__Problem to work on__: Show each line from the rows below that contains the string "their".

__Working data__:
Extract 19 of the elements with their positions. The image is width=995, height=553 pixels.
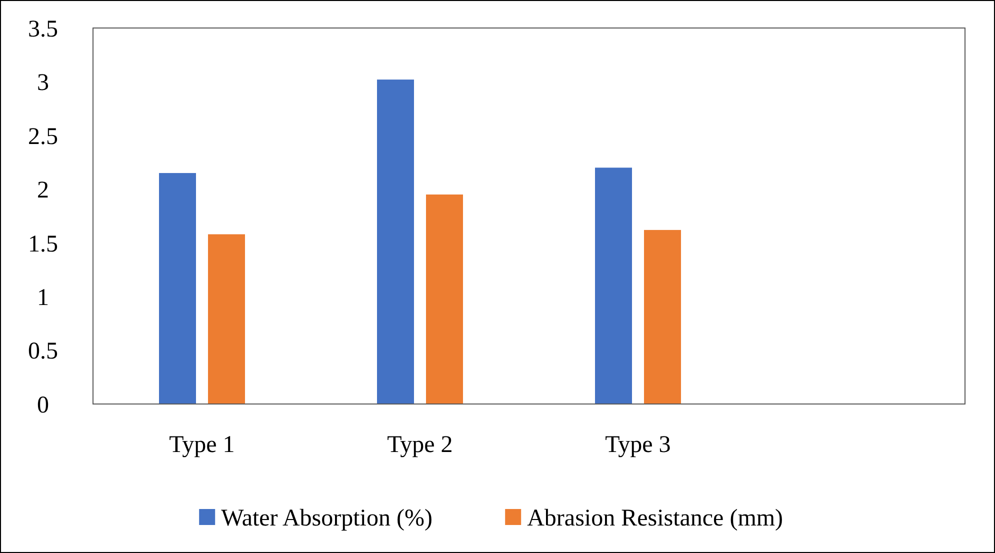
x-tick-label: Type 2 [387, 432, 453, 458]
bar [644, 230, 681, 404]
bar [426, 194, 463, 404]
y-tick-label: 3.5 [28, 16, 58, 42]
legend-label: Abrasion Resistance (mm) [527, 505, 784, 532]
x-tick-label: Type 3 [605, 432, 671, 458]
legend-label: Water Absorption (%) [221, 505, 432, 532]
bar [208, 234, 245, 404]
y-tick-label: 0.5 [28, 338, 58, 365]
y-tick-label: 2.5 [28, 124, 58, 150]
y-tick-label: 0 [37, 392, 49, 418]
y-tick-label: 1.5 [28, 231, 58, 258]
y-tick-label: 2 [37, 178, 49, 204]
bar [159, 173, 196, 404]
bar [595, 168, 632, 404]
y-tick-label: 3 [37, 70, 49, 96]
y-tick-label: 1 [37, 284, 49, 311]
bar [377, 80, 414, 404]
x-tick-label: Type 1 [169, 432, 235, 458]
---
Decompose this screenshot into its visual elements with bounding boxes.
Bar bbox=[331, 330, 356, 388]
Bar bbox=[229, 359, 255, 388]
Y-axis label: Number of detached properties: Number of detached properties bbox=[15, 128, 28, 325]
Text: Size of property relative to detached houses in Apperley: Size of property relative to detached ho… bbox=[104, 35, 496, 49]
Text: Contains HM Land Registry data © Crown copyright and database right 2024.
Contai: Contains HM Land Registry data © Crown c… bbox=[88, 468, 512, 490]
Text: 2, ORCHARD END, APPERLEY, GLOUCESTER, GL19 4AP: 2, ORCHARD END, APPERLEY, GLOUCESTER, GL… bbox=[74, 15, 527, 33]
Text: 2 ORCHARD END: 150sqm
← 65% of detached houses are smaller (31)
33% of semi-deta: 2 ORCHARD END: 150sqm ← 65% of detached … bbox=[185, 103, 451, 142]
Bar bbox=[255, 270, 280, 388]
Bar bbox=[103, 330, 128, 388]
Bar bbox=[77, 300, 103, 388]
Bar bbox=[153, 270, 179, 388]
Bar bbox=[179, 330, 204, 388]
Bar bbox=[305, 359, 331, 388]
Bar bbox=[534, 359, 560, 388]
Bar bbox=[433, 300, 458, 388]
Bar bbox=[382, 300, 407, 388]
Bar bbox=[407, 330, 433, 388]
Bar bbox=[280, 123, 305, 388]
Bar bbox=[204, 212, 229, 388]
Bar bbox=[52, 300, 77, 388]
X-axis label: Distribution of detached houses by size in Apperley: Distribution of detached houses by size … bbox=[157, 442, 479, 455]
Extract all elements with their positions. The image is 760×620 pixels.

__In response__:
Extract 19 of the elements with their positions. The image is width=995, height=553 pixels.
Extract all elements with their positions. The image is 760×620 pixels.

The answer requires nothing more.